### DATA FOR PROCESSING
----------------------------------------
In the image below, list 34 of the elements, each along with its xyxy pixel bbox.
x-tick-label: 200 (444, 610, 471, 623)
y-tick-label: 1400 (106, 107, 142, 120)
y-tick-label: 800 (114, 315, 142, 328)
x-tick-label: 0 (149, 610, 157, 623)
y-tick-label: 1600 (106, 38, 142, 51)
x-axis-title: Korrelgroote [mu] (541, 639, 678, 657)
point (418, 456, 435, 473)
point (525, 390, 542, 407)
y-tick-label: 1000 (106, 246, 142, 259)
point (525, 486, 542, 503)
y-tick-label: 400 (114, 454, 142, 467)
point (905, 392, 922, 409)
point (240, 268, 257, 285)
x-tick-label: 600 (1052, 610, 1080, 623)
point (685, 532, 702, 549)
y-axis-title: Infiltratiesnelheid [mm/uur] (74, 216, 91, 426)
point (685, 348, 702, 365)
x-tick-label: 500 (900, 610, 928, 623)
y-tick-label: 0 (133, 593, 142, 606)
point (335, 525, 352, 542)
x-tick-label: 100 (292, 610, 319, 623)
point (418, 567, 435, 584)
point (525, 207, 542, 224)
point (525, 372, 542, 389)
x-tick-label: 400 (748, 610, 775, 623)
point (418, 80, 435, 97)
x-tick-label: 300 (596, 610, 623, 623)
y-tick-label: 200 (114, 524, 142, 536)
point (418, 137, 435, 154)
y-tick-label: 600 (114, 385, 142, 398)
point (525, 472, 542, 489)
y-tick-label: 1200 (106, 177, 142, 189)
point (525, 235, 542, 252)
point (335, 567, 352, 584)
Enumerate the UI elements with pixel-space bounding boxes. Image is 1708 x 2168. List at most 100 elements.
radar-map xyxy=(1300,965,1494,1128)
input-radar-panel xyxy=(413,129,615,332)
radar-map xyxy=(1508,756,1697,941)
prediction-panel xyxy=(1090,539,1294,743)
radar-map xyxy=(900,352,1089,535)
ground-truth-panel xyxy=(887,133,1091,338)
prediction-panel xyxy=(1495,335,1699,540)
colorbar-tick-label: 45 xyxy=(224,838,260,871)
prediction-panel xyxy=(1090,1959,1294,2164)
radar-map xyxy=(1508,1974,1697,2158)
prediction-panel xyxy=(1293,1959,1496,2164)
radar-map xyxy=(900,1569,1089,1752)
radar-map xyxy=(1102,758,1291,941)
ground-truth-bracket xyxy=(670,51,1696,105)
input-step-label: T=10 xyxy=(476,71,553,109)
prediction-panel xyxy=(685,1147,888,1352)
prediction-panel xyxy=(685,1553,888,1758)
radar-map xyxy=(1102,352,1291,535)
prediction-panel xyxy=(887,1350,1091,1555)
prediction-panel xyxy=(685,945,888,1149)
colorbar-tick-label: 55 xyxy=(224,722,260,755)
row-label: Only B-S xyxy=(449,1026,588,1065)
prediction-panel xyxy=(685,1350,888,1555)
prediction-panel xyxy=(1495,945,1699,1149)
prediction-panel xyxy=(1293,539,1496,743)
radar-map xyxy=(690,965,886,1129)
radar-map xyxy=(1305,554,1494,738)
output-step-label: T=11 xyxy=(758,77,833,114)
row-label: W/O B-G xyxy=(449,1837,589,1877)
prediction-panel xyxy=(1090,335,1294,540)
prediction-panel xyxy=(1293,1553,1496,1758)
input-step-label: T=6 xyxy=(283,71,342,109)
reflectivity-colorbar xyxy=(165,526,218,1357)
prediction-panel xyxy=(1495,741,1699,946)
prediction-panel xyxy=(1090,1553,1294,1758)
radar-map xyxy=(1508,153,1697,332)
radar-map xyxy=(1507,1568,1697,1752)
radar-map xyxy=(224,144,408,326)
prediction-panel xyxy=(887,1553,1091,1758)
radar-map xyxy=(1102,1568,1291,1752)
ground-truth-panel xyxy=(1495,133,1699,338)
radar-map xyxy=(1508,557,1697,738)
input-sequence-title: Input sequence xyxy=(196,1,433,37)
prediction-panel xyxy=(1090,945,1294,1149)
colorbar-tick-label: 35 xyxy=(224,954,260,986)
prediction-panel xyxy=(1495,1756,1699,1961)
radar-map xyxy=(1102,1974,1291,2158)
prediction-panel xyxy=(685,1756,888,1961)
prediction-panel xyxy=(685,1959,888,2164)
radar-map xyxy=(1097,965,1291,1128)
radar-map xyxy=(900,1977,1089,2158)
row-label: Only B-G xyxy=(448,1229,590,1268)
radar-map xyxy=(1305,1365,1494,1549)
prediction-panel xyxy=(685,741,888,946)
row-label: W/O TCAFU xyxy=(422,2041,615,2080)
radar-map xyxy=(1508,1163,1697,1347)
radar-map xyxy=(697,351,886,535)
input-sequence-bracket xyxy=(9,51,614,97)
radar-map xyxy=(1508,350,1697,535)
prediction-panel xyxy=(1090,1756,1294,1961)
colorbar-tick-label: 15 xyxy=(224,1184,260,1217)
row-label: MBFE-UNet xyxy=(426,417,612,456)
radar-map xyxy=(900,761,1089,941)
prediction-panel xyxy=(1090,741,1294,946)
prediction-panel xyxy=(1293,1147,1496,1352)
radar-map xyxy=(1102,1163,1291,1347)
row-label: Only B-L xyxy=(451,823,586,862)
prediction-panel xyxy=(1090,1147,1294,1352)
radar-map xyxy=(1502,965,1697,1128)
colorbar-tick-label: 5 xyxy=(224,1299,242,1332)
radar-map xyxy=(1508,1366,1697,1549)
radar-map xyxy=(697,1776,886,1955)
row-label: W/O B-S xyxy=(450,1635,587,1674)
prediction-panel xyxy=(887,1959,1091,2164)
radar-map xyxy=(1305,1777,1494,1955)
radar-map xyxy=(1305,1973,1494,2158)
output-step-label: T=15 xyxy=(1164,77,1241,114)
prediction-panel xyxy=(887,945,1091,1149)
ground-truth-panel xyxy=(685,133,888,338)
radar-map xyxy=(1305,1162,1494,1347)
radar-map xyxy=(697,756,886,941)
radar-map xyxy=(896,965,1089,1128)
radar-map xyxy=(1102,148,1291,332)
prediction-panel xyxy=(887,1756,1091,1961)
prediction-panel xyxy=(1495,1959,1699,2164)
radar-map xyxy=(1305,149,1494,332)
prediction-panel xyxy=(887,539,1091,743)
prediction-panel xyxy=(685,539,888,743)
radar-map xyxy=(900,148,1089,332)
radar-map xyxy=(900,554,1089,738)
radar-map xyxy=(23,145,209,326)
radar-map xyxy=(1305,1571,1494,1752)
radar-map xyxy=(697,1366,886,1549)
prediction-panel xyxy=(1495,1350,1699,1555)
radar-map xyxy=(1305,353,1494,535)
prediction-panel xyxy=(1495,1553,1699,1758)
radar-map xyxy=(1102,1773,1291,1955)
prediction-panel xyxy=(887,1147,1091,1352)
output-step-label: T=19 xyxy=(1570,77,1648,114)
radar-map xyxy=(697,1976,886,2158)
----------------------------------------
### WORK TO DO
Copy the whole listing above, line for line, with no changes.

### COMPLETE ANSWER
In the image below, list 34 of the elements, each along with its xyxy pixel bbox.
x-tick-label: 200 (444, 610, 471, 623)
y-tick-label: 1400 (106, 107, 142, 120)
y-tick-label: 800 (114, 315, 142, 328)
x-tick-label: 0 (149, 610, 157, 623)
y-tick-label: 1600 (106, 38, 142, 51)
x-axis-title: Korrelgroote [mu] (541, 639, 678, 657)
point (418, 456, 435, 473)
point (525, 390, 542, 407)
y-tick-label: 1000 (106, 246, 142, 259)
point (525, 486, 542, 503)
y-tick-label: 400 (114, 454, 142, 467)
point (905, 392, 922, 409)
point (240, 268, 257, 285)
x-tick-label: 600 (1052, 610, 1080, 623)
point (685, 532, 702, 549)
y-axis-title: Infiltratiesnelheid [mm/uur] (74, 216, 91, 426)
point (685, 348, 702, 365)
x-tick-label: 500 (900, 610, 928, 623)
y-tick-label: 0 (133, 593, 142, 606)
point (335, 525, 352, 542)
x-tick-label: 100 (292, 610, 319, 623)
point (418, 567, 435, 584)
point (525, 207, 542, 224)
point (525, 372, 542, 389)
x-tick-label: 400 (748, 610, 775, 623)
point (418, 80, 435, 97)
x-tick-label: 300 (596, 610, 623, 623)
y-tick-label: 200 (114, 524, 142, 536)
point (418, 137, 435, 154)
y-tick-label: 600 (114, 385, 142, 398)
point (525, 472, 542, 489)
y-tick-label: 1200 (106, 177, 142, 189)
point (525, 235, 542, 252)
point (335, 567, 352, 584)
Enumerate the UI elements with pixel-space bounding boxes. Image is 1708 x 2168. List at most 100 elements.
radar-map xyxy=(1300,965,1494,1128)
input-radar-panel xyxy=(413,129,615,332)
radar-map xyxy=(1508,756,1697,941)
prediction-panel xyxy=(1090,539,1294,743)
radar-map xyxy=(900,352,1089,535)
ground-truth-panel xyxy=(887,133,1091,338)
prediction-panel xyxy=(1495,335,1699,540)
colorbar-tick-label: 45 xyxy=(224,838,260,871)
prediction-panel xyxy=(1090,1959,1294,2164)
radar-map xyxy=(1508,1974,1697,2158)
prediction-panel xyxy=(1293,1959,1496,2164)
radar-map xyxy=(900,1569,1089,1752)
radar-map xyxy=(1102,758,1291,941)
ground-truth-bracket xyxy=(670,51,1696,105)
input-step-label: T=10 xyxy=(476,71,553,109)
prediction-panel xyxy=(685,1147,888,1352)
prediction-panel xyxy=(685,1553,888,1758)
radar-map xyxy=(1102,352,1291,535)
prediction-panel xyxy=(887,1350,1091,1555)
prediction-panel xyxy=(685,945,888,1149)
colorbar-tick-label: 55 xyxy=(224,722,260,755)
row-label: Only B-S xyxy=(449,1026,588,1065)
prediction-panel xyxy=(685,1350,888,1555)
prediction-panel xyxy=(1495,945,1699,1149)
prediction-panel xyxy=(1293,539,1496,743)
radar-map xyxy=(690,965,886,1129)
radar-map xyxy=(1305,554,1494,738)
output-step-label: T=11 xyxy=(758,77,833,114)
row-label: W/O B-G xyxy=(449,1837,589,1877)
prediction-panel xyxy=(1090,335,1294,540)
prediction-panel xyxy=(1293,1553,1496,1758)
input-step-label: T=6 xyxy=(283,71,342,109)
reflectivity-colorbar xyxy=(165,526,218,1357)
prediction-panel xyxy=(1495,741,1699,946)
prediction-panel xyxy=(1090,1553,1294,1758)
radar-map xyxy=(1508,153,1697,332)
radar-map xyxy=(1507,1568,1697,1752)
radar-map xyxy=(224,144,408,326)
prediction-panel xyxy=(887,1553,1091,1758)
radar-map xyxy=(1102,1568,1291,1752)
ground-truth-panel xyxy=(1495,133,1699,338)
radar-map xyxy=(1508,557,1697,738)
input-sequence-title: Input sequence xyxy=(196,1,433,37)
prediction-panel xyxy=(1090,945,1294,1149)
colorbar-tick-label: 35 xyxy=(224,954,260,986)
prediction-panel xyxy=(1495,1756,1699,1961)
radar-map xyxy=(1102,1974,1291,2158)
prediction-panel xyxy=(685,1756,888,1961)
prediction-panel xyxy=(685,1959,888,2164)
radar-map xyxy=(1097,965,1291,1128)
radar-map xyxy=(900,1977,1089,2158)
row-label: Only B-G xyxy=(448,1229,590,1268)
radar-map xyxy=(1305,1365,1494,1549)
prediction-panel xyxy=(685,741,888,946)
row-label: W/O TCAFU xyxy=(422,2041,615,2080)
radar-map xyxy=(1508,1163,1697,1347)
radar-map xyxy=(697,351,886,535)
input-sequence-bracket xyxy=(9,51,614,97)
radar-map xyxy=(1508,350,1697,535)
prediction-panel xyxy=(1090,1756,1294,1961)
colorbar-tick-label: 15 xyxy=(224,1184,260,1217)
row-label: MBFE-UNet xyxy=(426,417,612,456)
radar-map xyxy=(900,761,1089,941)
prediction-panel xyxy=(1090,741,1294,946)
prediction-panel xyxy=(1293,1147,1496,1352)
radar-map xyxy=(1102,1163,1291,1347)
row-label: Only B-L xyxy=(451,823,586,862)
prediction-panel xyxy=(1090,1147,1294,1352)
radar-map xyxy=(1502,965,1697,1128)
colorbar-tick-label: 5 xyxy=(224,1299,242,1332)
radar-map xyxy=(1508,1366,1697,1549)
radar-map xyxy=(697,1776,886,1955)
row-label: W/O B-S xyxy=(450,1635,587,1674)
prediction-panel xyxy=(887,1959,1091,2164)
radar-map xyxy=(1305,1777,1494,1955)
radar-map xyxy=(1305,1973,1494,2158)
output-step-label: T=15 xyxy=(1164,77,1241,114)
prediction-panel xyxy=(887,945,1091,1149)
ground-truth-panel xyxy=(685,133,888,338)
radar-map xyxy=(1305,1162,1494,1347)
radar-map xyxy=(697,756,886,941)
radar-map xyxy=(896,965,1089,1128)
radar-map xyxy=(1102,148,1291,332)
prediction-panel xyxy=(887,1756,1091,1961)
prediction-panel xyxy=(1495,1959,1699,2164)
radar-map xyxy=(1305,149,1494,332)
prediction-panel xyxy=(887,539,1091,743)
prediction-panel xyxy=(685,539,888,743)
radar-map xyxy=(900,148,1089,332)
radar-map xyxy=(900,554,1089,738)
radar-map xyxy=(23,145,209,326)
radar-map xyxy=(1305,1571,1494,1752)
radar-map xyxy=(697,1366,886,1549)
prediction-panel xyxy=(1495,1350,1699,1555)
radar-map xyxy=(1305,353,1494,535)
prediction-panel xyxy=(1495,1553,1699,1758)
radar-map xyxy=(1102,1773,1291,1955)
prediction-panel xyxy=(887,1147,1091,1352)
output-step-label: T=19 xyxy=(1570,77,1648,114)
radar-map xyxy=(697,1976,886,2158)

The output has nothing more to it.